"""

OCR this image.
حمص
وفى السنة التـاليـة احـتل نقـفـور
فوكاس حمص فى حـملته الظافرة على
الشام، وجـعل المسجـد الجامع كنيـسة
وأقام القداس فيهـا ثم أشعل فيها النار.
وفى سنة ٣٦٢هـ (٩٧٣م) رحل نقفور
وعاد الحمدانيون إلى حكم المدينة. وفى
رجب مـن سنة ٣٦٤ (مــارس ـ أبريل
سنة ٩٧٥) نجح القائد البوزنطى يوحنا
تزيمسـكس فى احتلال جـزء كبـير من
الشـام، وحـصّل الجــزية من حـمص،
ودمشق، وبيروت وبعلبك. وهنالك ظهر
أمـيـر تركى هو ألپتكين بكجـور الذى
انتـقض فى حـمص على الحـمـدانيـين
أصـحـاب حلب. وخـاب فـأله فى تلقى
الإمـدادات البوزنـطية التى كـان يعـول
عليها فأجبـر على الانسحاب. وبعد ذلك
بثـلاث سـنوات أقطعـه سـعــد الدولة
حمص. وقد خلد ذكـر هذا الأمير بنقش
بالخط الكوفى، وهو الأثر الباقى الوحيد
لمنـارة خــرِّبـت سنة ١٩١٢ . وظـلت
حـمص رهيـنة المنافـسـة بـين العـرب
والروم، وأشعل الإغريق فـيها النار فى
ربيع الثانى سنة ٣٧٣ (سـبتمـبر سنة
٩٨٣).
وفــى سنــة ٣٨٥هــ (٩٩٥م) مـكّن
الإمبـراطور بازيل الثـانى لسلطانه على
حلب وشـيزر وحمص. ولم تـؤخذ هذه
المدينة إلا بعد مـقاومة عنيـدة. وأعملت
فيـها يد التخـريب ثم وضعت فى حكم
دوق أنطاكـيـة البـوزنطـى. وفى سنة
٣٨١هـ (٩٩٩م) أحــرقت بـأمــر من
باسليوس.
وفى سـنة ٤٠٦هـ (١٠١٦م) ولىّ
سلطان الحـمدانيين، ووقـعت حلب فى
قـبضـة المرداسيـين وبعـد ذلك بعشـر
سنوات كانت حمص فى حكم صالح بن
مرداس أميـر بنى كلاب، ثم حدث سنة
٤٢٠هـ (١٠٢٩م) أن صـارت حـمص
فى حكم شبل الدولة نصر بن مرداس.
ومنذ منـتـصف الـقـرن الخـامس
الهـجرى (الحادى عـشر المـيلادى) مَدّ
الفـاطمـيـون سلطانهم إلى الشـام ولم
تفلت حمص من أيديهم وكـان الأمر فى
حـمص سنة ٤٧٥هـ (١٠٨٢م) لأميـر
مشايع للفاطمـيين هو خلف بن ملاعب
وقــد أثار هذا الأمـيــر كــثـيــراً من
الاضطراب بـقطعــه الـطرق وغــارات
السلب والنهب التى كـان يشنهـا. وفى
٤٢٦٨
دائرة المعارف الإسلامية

"""

*WHAT TO PRODUCE*
Restate each record word for word.

*RESULT OF THE EXERCISE*
OCR this image.
حمص
وفى السنة التـاليـة احـتل نقـفـور
فوكاس حمص فى حـملته الظافرة على
الشام، وجـعل المسجـد الجامع كنيـسة
وأقام القداس فيهـا ثم أشعل فيها النار.
وفى سنة ٣٦٢هـ (٩٧٣م) رحل نقفور
وعاد الحمدانيون إلى حكم المدينة. وفى
رجب مـن سنة ٣٦٤ (مــارس ـ أبريل
سنة ٩٧٥) نجح القائد البوزنطى يوحنا
تزيمسـكس فى احتلال جـزء كبـير من
الشـام، وحـصّل الجــزية من حـمص،
ودمشق، وبيروت وبعلبك. وهنالك ظهر
أمـيـر تركى هو ألپتكين بكجـور الذى
انتـقض فى حـمص على الحـمـدانيـين
أصـحـاب حلب. وخـاب فـأله فى تلقى
الإمـدادات البوزنـطية التى كـان يعـول
عليها فأجبـر على الانسحاب. وبعد ذلك
بثـلاث سـنوات أقطعـه سـعــد الدولة
حمص. وقد خلد ذكـر هذا الأمير بنقش
بالخط الكوفى، وهو الأثر الباقى الوحيد
لمنـارة خــرِّبـت سنة ١٩١٢ . وظـلت
حـمص رهيـنة المنافـسـة بـين العـرب
والروم، وأشعل الإغريق فـيها النار فى
ربيع الثانى سنة ٣٧٣ (سـبتمـبر سنة
٩٨٣).
وفــى سنــة ٣٨٥هــ (٩٩٥م) مـكّن
الإمبـراطور بازيل الثـانى لسلطانه على
حلب وشـيزر وحمص. ولم تـؤخذ هذه
المدينة إلا بعد مـقاومة عنيـدة. وأعملت
فيـها يد التخـريب ثم وضعت فى حكم
دوق أنطاكـيـة البـوزنطـى. وفى سنة
٣٨١هـ (٩٩٩م) أحــرقت بـأمــر من
باسليوس.
وفى سـنة ٤٠٦هـ (١٠١٦م) ولىّ
سلطان الحـمدانيين، ووقـعت حلب فى
قـبضـة المرداسيـين وبعـد ذلك بعشـر
سنوات كانت حمص فى حكم صالح بن
مرداس أميـر بنى كلاب، ثم حدث سنة
٤٢٠هـ (١٠٢٩م) أن صـارت حـمص
فى حكم شبل الدولة نصر بن مرداس.
ومنذ منـتـصف الـقـرن الخـامس
الهـجرى (الحادى عـشر المـيلادى) مَدّ
الفـاطمـيـون سلطانهم إلى الشـام ولم
تفلت حمص من أيديهم وكـان الأمر فى
حـمص سنة ٤٧٥هـ (١٠٨٢م) لأميـر
مشايع للفاطمـيين هو خلف بن ملاعب
وقــد أثار هذا الأمـيــر كــثـيــراً من
الاضطراب بـقطعــه الـطرق وغــارات
السلب والنهب التى كـان يشنهـا. وفى
٤٢٦٨
دائرة المعارف الإسلامية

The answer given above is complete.